Directions for this task: From the records below, copy every line that contains the word "colors".
>> start
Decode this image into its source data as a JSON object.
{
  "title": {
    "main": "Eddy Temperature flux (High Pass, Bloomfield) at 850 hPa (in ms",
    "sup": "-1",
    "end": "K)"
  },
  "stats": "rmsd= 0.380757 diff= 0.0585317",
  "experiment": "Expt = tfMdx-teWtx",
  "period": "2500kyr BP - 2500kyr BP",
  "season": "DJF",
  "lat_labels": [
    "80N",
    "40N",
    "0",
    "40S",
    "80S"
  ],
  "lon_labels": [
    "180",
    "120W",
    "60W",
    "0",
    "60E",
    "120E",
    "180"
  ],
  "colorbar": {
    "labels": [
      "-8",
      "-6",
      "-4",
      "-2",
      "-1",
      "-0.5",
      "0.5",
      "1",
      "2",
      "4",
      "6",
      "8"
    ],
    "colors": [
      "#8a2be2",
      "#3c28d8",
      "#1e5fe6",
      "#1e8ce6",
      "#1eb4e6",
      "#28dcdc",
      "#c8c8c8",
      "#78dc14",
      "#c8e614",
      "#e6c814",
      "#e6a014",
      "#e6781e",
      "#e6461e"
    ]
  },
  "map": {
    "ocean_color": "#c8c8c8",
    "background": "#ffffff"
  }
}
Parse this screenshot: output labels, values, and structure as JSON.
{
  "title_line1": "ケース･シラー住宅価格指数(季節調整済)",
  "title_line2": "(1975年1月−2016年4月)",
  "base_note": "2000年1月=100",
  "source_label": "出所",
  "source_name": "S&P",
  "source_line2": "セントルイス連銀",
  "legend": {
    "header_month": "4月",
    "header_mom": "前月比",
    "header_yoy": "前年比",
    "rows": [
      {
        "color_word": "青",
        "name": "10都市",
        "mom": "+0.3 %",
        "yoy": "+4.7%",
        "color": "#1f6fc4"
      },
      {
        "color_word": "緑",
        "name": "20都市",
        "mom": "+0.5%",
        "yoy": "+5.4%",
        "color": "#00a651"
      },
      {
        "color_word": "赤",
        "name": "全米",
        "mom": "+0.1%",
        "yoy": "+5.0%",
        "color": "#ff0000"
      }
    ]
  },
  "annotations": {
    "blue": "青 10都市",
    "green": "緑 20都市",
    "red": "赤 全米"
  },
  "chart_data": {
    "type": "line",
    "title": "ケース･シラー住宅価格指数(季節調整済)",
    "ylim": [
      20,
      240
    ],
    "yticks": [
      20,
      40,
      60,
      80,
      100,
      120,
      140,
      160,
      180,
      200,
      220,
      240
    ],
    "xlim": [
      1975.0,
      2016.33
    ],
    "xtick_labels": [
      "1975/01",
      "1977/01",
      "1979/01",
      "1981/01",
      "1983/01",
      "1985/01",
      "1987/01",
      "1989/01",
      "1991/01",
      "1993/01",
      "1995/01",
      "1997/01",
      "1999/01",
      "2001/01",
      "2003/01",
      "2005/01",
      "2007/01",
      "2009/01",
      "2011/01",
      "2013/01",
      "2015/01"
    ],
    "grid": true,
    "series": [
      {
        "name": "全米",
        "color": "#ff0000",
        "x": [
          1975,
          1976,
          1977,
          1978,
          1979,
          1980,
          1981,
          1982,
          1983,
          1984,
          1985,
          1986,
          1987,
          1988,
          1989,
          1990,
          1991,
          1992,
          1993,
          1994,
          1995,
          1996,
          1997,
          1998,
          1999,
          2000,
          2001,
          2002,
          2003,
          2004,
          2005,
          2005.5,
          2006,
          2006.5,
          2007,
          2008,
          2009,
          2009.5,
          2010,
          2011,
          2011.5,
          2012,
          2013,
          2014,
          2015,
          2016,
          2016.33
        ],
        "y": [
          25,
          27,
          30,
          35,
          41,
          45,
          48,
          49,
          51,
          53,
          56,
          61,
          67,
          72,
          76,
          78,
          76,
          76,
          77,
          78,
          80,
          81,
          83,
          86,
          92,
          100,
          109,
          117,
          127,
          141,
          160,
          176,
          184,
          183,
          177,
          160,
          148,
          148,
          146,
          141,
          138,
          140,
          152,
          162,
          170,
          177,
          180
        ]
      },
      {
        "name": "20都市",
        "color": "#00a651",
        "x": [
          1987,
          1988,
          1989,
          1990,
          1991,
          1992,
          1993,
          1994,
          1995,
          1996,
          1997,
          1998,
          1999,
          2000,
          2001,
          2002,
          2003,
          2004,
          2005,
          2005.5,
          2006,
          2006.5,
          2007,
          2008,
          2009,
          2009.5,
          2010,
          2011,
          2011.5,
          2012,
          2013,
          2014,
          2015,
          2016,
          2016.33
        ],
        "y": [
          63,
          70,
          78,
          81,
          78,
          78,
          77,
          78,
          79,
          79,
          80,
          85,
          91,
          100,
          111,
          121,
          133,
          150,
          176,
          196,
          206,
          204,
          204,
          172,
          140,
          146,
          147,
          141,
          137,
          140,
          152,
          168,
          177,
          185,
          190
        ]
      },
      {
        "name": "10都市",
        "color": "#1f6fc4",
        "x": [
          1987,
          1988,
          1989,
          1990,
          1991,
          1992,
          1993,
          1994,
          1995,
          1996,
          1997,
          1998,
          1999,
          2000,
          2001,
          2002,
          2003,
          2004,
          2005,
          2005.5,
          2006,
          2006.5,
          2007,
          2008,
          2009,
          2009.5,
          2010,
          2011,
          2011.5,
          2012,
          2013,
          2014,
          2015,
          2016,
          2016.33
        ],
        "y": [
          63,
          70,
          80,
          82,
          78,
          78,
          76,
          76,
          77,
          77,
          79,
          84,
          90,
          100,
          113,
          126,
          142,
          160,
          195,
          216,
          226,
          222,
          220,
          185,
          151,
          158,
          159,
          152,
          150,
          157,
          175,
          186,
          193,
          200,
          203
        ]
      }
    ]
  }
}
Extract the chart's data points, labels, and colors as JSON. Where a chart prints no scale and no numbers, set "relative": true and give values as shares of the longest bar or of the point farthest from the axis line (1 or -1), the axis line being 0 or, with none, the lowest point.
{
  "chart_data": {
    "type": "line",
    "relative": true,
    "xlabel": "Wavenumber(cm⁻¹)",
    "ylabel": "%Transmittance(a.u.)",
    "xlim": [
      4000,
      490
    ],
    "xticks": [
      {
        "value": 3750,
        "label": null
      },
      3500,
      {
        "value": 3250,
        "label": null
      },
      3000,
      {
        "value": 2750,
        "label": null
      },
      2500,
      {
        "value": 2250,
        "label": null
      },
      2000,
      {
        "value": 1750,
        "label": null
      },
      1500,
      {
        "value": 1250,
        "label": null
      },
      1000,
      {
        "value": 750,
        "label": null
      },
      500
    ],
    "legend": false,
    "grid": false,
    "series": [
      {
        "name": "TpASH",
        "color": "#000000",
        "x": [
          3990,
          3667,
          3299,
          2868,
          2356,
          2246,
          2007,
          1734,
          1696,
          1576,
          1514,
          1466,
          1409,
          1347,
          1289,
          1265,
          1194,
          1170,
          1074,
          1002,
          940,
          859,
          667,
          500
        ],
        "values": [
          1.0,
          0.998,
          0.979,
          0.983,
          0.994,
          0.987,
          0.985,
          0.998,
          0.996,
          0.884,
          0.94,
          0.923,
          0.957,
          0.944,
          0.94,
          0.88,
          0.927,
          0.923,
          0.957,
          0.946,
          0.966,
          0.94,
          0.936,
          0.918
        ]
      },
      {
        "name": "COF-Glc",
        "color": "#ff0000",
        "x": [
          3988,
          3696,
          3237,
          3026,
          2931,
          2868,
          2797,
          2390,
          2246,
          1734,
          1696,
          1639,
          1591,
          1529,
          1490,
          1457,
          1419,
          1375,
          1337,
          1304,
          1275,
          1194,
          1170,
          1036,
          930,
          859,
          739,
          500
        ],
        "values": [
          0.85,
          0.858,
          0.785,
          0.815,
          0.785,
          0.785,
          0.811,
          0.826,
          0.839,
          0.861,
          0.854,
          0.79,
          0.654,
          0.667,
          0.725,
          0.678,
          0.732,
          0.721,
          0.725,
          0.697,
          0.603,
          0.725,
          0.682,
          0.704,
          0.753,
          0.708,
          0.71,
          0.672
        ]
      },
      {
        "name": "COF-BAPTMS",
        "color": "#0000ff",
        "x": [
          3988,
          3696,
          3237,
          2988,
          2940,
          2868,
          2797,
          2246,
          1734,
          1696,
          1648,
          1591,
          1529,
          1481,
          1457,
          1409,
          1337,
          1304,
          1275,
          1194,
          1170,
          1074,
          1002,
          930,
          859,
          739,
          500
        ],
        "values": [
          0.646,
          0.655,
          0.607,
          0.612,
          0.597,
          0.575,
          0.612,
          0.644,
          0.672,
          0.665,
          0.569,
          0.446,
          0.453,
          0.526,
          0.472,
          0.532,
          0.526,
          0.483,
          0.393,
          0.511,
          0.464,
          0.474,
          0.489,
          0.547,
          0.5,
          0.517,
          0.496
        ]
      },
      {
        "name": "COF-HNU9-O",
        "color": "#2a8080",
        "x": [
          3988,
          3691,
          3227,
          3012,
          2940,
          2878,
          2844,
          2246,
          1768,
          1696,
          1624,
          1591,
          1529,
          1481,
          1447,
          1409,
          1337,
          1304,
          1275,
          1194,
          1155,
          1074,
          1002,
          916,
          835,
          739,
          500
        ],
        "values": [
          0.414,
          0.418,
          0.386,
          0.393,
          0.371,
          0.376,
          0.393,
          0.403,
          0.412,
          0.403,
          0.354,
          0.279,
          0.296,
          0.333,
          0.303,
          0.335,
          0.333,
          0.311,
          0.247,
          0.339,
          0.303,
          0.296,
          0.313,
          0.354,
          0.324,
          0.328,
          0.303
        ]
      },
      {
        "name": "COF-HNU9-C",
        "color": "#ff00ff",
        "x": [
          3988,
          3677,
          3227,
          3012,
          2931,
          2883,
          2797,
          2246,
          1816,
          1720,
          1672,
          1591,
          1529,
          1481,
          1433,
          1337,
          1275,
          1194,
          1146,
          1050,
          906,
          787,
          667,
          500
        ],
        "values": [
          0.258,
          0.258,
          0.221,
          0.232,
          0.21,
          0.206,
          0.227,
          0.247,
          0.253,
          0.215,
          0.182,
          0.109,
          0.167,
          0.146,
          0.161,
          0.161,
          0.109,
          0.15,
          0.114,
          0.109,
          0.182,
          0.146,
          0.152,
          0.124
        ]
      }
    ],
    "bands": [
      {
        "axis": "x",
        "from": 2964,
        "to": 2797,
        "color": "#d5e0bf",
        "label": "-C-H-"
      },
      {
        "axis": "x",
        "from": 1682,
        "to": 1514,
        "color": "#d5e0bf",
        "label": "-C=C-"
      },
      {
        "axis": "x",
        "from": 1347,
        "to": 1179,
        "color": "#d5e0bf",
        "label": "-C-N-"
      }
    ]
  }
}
>> end
>> start
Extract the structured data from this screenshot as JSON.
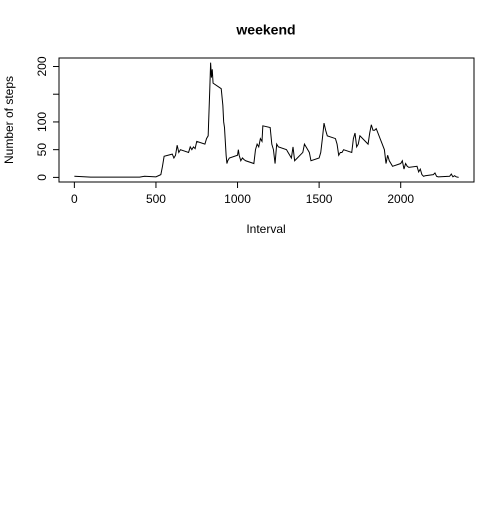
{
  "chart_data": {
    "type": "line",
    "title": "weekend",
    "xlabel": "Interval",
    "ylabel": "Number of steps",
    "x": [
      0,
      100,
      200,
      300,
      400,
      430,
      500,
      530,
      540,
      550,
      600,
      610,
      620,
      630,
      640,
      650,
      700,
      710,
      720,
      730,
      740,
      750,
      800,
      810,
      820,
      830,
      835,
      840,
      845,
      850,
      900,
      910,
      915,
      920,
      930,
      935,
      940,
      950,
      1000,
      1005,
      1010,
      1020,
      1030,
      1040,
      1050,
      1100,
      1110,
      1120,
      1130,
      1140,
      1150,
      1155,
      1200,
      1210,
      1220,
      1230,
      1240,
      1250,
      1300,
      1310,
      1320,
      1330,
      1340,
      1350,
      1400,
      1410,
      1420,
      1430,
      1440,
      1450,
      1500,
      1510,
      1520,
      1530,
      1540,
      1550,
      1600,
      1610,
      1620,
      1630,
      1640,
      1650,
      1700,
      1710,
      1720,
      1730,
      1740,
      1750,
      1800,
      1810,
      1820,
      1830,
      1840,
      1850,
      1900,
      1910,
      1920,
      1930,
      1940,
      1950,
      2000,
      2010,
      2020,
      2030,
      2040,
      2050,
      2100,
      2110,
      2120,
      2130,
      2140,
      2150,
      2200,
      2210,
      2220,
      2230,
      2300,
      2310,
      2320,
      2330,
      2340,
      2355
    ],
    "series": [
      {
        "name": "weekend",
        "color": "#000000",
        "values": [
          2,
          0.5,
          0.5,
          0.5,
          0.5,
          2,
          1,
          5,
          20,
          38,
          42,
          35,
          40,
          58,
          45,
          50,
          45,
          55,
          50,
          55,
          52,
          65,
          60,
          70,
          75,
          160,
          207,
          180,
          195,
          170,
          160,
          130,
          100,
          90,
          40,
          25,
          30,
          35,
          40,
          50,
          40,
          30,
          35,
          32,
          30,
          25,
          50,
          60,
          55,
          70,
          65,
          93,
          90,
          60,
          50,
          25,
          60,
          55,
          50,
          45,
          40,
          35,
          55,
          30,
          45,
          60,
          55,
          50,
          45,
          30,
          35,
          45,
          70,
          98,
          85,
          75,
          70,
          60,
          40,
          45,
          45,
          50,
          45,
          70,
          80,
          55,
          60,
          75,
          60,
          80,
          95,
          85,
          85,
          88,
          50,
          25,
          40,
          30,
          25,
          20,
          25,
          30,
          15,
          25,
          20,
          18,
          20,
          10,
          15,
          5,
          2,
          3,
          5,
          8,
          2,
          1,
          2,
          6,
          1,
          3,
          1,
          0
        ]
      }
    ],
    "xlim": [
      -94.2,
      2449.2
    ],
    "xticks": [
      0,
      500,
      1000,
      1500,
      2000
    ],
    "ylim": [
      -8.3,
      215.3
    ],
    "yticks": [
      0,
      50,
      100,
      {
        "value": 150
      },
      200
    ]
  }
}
>> end
>> start
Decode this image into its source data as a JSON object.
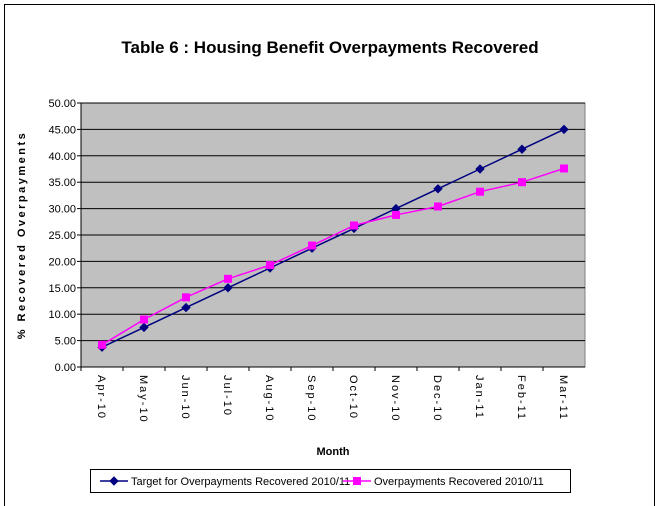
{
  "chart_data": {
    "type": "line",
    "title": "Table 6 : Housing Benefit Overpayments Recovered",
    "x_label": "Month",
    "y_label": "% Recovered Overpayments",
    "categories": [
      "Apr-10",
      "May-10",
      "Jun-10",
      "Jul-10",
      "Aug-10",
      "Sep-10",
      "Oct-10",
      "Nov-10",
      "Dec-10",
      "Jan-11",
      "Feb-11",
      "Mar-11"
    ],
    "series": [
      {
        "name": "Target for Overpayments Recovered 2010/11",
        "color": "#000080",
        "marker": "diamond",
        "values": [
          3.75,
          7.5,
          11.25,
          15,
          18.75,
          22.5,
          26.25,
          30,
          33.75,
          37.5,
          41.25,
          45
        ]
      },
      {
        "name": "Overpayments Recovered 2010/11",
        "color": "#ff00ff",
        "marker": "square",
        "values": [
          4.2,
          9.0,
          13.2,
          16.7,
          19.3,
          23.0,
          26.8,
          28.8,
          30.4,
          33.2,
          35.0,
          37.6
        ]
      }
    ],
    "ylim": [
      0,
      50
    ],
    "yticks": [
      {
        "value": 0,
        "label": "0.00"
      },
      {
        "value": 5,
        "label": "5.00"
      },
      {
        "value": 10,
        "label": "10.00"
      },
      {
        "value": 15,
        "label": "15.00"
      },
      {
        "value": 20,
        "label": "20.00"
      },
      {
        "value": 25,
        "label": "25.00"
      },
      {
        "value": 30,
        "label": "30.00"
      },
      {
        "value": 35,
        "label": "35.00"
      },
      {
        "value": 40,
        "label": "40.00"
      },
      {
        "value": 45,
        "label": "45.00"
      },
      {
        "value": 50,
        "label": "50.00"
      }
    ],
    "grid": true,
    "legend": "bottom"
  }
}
>> end
Finished answer:
    "colors": [
Extract the chart's data points, labels, and colors as JSON. Where a chart prints no scale and no numbers, set "relative": true and give values as shares of the longest bar or of the point farthest from the axis line (1 or -1), the axis line being 0 or, with none, the lowest point.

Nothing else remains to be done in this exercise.